Materials provided =
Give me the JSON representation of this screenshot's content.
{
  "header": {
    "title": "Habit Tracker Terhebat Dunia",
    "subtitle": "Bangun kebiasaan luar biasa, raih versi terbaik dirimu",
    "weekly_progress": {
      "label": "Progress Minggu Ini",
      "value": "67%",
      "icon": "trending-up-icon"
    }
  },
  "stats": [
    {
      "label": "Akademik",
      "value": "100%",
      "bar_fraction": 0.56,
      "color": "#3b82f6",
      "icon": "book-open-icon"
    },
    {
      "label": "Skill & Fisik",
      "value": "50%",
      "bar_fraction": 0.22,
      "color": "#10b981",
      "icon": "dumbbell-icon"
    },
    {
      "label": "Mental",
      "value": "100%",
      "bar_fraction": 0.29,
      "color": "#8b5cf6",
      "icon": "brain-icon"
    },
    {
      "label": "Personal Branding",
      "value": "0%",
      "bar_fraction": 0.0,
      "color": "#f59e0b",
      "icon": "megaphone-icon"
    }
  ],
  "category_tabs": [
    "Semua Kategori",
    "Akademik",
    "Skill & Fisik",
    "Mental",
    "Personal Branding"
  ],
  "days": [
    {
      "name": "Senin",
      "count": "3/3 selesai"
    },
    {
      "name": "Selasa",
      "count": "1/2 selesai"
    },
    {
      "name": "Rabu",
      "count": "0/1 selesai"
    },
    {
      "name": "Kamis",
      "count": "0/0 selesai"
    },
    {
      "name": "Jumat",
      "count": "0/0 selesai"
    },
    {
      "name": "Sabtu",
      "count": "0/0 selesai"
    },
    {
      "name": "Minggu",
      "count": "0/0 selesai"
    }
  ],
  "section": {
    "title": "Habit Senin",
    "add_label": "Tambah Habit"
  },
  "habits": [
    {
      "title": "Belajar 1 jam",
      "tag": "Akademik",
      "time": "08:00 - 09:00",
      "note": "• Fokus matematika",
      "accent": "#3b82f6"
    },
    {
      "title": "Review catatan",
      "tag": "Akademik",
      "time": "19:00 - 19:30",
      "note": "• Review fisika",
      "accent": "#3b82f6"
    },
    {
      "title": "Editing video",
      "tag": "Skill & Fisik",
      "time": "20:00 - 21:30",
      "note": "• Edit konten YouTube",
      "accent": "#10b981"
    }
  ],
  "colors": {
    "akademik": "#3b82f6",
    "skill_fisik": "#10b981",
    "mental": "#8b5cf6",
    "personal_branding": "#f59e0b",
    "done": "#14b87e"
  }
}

Aim of the exercise =
Extract all the material, leaving every line as it is.

Result =
Give me the JSON representation of this screenshot's content.
{
  "header": {
    "title": "Habit Tracker Terhebat Dunia",
    "subtitle": "Bangun kebiasaan luar biasa, raih versi terbaik dirimu",
    "weekly_progress": {
      "label": "Progress Minggu Ini",
      "value": "67%",
      "icon": "trending-up-icon"
    }
  },
  "stats": [
    {
      "label": "Akademik",
      "value": "100%",
      "bar_fraction": 0.56,
      "color": "#3b82f6",
      "icon": "book-open-icon"
    },
    {
      "label": "Skill & Fisik",
      "value": "50%",
      "bar_fraction": 0.22,
      "color": "#10b981",
      "icon": "dumbbell-icon"
    },
    {
      "label": "Mental",
      "value": "100%",
      "bar_fraction": 0.29,
      "color": "#8b5cf6",
      "icon": "brain-icon"
    },
    {
      "label": "Personal Branding",
      "value": "0%",
      "bar_fraction": 0.0,
      "color": "#f59e0b",
      "icon": "megaphone-icon"
    }
  ],
  "category_tabs": [
    "Semua Kategori",
    "Akademik",
    "Skill & Fisik",
    "Mental",
    "Personal Branding"
  ],
  "days": [
    {
      "name": "Senin",
      "count": "3/3 selesai"
    },
    {
      "name": "Selasa",
      "count": "1/2 selesai"
    },
    {
      "name": "Rabu",
      "count": "0/1 selesai"
    },
    {
      "name": "Kamis",
      "count": "0/0 selesai"
    },
    {
      "name": "Jumat",
      "count": "0/0 selesai"
    },
    {
      "name": "Sabtu",
      "count": "0/0 selesai"
    },
    {
      "name": "Minggu",
      "count": "0/0 selesai"
    }
  ],
  "section": {
    "title": "Habit Senin",
    "add_label": "Tambah Habit"
  },
  "habits": [
    {
      "title": "Belajar 1 jam",
      "tag": "Akademik",
      "time": "08:00 - 09:00",
      "note": "• Fokus matematika",
      "accent": "#3b82f6"
    },
    {
      "title": "Review catatan",
      "tag": "Akademik",
      "time": "19:00 - 19:30",
      "note": "• Review fisika",
      "accent": "#3b82f6"
    },
    {
      "title": "Editing video",
      "tag": "Skill & Fisik",
      "time": "20:00 - 21:30",
      "note": "• Edit konten YouTube",
      "accent": "#10b981"
    }
  ],
  "colors": {
    "akademik": "#3b82f6",
    "skill_fisik": "#10b981",
    "mental": "#8b5cf6",
    "personal_branding": "#f59e0b",
    "done": "#14b87e"
  }
}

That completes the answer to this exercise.